━━ Provided records ━━
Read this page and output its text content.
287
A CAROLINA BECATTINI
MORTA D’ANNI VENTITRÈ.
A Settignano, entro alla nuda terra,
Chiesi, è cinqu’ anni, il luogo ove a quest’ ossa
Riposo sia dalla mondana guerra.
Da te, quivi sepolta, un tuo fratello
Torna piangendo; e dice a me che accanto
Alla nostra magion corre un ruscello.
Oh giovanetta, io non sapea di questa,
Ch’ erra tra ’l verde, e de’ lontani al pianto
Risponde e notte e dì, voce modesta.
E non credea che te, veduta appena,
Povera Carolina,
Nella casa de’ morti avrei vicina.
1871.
━━━
* Description of the task *
Each entry above is to be printed again exactly.

* Solution for this problem *
Read this page and output its text content.
287
A CAROLINA BECATTINI
MORTA D’ANNI VENTITRÈ.
A Settignano, entro alla nuda terra,
Chiesi, è cinqu’ anni, il luogo ove a quest’ ossa
Riposo sia dalla mondana guerra.
Da te, quivi sepolta, un tuo fratello
Torna piangendo; e dice a me che accanto
Alla nostra magion corre un ruscello.
Oh giovanetta, io non sapea di questa,
Ch’ erra tra ’l verde, e de’ lontani al pianto
Risponde e notte e dì, voce modesta.
E non credea che te, veduta appena,
Povera Carolina,
Nella casa de’ morti avrei vicina.
1871.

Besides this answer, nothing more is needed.